Written exercise => Examine the material below and count the lines that hold the word "kind". Report only the number.

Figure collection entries
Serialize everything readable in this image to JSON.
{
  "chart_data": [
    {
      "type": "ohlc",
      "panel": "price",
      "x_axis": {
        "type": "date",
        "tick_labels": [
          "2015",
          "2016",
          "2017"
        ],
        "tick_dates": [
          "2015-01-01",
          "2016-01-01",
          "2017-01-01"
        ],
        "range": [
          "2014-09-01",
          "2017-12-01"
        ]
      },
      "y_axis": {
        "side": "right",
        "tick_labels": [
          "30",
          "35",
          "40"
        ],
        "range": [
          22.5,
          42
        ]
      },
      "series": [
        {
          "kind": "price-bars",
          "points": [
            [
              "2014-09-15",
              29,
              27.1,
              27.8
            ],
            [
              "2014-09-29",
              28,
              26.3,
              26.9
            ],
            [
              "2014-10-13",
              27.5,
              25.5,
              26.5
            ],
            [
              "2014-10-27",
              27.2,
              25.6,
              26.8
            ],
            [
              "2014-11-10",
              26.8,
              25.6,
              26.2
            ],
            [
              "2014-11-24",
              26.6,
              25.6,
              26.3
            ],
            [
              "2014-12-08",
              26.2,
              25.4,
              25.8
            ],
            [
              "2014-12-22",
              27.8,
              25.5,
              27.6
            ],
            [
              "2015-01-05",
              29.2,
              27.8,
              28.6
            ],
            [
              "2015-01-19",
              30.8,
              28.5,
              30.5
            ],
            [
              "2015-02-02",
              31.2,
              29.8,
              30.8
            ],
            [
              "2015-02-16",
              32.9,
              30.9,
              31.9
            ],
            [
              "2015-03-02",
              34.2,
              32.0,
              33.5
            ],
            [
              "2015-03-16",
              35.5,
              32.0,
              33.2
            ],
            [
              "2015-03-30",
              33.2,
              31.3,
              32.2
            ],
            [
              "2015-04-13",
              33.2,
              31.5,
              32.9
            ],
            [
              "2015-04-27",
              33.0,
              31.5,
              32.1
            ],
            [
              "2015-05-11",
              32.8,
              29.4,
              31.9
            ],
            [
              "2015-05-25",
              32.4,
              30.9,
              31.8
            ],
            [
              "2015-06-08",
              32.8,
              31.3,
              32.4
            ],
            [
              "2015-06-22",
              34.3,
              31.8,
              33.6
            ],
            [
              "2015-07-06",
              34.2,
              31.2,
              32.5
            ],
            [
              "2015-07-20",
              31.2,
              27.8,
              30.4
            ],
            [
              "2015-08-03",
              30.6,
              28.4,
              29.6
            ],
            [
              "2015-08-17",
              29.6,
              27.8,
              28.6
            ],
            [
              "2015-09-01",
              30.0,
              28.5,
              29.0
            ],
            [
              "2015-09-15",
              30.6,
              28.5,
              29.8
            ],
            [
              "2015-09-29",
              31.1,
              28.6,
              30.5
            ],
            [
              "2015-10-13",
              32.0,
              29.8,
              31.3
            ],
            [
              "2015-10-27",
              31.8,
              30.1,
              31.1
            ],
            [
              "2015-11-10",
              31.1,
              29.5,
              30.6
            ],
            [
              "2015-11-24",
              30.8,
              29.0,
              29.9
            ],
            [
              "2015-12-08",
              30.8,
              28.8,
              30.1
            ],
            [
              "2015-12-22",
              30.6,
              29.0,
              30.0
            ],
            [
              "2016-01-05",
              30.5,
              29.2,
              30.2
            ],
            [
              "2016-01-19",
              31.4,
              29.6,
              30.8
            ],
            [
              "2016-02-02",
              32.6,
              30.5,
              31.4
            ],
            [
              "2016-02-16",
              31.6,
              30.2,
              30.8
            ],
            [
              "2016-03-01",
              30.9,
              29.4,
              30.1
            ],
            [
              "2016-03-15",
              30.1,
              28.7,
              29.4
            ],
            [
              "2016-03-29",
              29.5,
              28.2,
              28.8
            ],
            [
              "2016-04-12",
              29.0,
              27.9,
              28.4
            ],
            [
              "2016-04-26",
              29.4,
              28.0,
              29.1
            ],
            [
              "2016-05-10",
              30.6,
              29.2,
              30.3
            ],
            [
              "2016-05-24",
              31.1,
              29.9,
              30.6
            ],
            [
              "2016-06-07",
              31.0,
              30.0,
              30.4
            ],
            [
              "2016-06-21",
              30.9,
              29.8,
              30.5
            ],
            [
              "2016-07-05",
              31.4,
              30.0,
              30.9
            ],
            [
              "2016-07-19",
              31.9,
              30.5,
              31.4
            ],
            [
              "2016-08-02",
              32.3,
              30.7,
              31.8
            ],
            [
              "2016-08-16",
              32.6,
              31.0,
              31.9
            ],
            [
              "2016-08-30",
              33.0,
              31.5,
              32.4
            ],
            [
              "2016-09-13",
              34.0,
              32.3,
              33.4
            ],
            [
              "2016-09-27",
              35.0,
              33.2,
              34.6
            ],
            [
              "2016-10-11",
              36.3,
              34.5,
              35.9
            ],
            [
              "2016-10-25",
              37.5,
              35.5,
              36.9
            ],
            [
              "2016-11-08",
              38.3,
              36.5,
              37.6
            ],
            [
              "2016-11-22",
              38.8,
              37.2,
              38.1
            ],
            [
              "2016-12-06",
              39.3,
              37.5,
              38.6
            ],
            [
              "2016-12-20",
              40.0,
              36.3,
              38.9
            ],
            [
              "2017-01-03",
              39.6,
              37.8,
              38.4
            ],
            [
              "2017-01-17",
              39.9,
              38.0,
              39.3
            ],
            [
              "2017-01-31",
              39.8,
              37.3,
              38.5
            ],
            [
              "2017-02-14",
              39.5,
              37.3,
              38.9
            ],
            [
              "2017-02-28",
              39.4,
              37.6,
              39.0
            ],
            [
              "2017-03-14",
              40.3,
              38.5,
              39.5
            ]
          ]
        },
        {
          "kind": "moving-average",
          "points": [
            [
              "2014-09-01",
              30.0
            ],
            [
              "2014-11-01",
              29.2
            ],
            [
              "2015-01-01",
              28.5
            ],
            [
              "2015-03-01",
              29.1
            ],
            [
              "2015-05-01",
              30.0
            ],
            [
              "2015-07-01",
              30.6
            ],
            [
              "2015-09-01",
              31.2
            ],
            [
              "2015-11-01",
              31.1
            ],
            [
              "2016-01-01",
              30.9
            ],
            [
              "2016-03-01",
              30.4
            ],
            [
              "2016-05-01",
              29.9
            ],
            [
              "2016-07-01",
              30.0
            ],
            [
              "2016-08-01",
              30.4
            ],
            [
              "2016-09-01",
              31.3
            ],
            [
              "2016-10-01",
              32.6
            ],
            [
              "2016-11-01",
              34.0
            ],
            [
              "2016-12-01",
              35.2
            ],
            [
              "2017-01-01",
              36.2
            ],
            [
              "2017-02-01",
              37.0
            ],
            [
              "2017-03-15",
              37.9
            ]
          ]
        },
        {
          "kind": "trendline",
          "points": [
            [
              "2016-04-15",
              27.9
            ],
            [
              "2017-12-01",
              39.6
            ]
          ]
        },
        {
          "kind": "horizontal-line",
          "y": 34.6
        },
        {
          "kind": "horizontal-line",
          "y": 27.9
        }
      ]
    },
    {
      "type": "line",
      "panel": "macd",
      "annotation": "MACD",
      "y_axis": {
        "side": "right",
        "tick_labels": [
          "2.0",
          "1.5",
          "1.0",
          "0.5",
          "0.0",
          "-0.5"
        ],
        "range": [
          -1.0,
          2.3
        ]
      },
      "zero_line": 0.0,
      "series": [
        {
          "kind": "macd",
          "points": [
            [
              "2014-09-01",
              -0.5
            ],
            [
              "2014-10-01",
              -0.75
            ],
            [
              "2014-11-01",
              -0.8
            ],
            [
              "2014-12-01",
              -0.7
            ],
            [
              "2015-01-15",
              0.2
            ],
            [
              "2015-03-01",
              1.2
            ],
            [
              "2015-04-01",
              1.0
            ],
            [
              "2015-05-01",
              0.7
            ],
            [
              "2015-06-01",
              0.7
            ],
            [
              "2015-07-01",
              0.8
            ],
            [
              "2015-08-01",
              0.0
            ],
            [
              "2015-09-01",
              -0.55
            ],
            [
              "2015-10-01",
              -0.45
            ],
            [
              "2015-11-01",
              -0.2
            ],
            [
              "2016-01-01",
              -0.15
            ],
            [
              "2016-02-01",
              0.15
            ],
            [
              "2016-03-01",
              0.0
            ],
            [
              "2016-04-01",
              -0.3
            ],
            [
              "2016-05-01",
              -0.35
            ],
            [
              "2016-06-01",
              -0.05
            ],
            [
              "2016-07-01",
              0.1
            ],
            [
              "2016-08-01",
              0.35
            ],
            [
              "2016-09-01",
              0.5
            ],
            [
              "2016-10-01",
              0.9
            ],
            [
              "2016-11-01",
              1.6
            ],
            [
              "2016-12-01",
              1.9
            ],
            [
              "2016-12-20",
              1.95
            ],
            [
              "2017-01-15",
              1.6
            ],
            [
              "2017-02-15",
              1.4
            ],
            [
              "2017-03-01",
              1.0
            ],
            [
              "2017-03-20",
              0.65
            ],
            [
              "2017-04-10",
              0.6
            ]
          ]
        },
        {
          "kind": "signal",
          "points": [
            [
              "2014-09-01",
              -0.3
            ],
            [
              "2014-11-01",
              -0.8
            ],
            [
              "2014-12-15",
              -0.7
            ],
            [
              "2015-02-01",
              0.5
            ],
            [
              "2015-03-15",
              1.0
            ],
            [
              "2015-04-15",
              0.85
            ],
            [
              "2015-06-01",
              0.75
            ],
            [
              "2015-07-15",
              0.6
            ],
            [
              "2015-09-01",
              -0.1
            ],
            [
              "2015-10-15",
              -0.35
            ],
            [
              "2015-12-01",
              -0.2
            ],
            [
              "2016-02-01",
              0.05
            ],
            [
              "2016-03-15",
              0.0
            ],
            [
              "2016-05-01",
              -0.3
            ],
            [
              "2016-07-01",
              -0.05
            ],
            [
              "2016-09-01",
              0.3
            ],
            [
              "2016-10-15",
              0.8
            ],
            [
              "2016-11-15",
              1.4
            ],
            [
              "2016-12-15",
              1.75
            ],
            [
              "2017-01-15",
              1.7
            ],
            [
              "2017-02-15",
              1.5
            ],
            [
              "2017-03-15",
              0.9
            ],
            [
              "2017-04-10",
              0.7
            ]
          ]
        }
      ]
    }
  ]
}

Expected answer => 7